═════ Extrait étudié
La député européenne Eva Joly, connue pour sa contribution à la lutte contre la corruption, a été accueillie jeudi 11 juin par la présidente du Parlement hellénique, Zoé Konstantopoulou, et les membres de la Commission pour la Vérité sur la Dette Grecque.
Zoé Konstantopoulou rappelle que son initiative de créer une Commission pour la Vérité sur la dette grecque a pour origine le souci de faire respecter le droit du peuple à la vérité et à la justice. Elle dénonce la victimisation du peuple et des générations futures du fait de la dette. Selon elle, il est important d’avoir une approche objective.
══════════
═════ Documents fournis
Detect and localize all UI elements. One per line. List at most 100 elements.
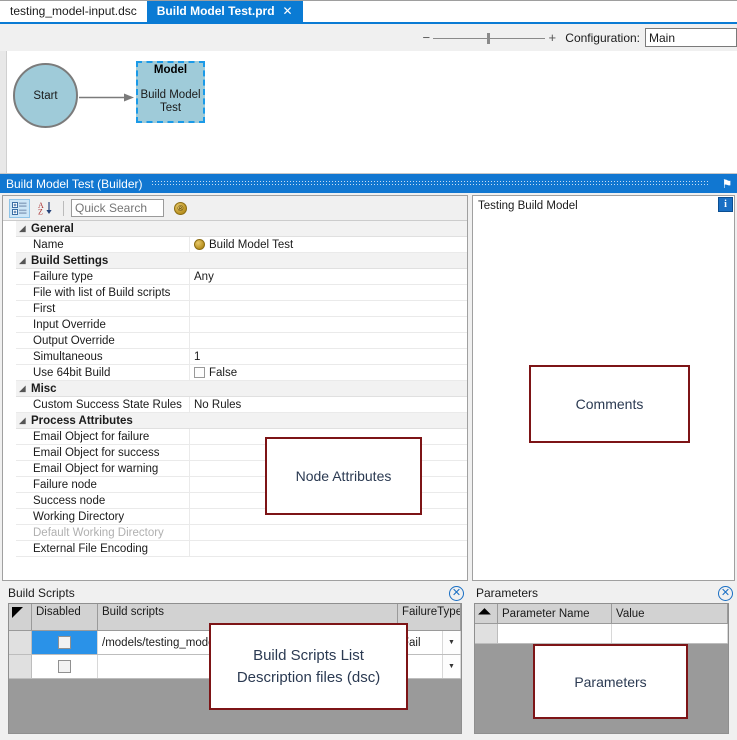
══════════
Travail demandé:
1) Relevez les trois propos que l'extrait prête à Zoé Konstantopoulou dans son second paragraphe.
2) D'après l'extrait, pourquoi Zoé Konstantopoulou a-t-elle pris l'initiative de créer une Commission pour la Vérité sur la dette grecque ? Répondez en une à trois phrases.
3) Recopiez sans modification le passage de l'extrait compris entre « La député européenne » et « une approche objective. », ces deux segments inclus.

Corrigé:
1)
- Son initiative de créer une Commission pour la Vérité sur la dette grecque a pour origine le souci de faire respecter le droit du peuple à la vérité et à la justice.
- Elle dénonce la victimisation du peuple et des générations futures du fait de la dette.
- Selon elle, il est important d'avoir une approche objective.

2) Elle a voulu faire respecter le droit du peuple à la vérité et à la justice. C'est ce souci qui est à l'origine de son initiative.

3)
La député européenne Eva Joly, connue pour sa contribution à la lutte contre la corruption, a été accueillie jeudi 11 juin par la présidente du Parlement hellénique, Zoé Konstantopoulou, et les membres de la Commission pour la Vérité sur la Dette Grecque.
Zoé Konstantopoulou rappelle que son initiative de créer une Commission pour la Vérité sur la dette grecque a pour origine le souci de faire respecter le droit du peuple à la vérité et à la justice. Elle dénonce la victimisation du peuple et des générations futures du fait de la dette. Selon elle, il est important d’avoir une approche objective.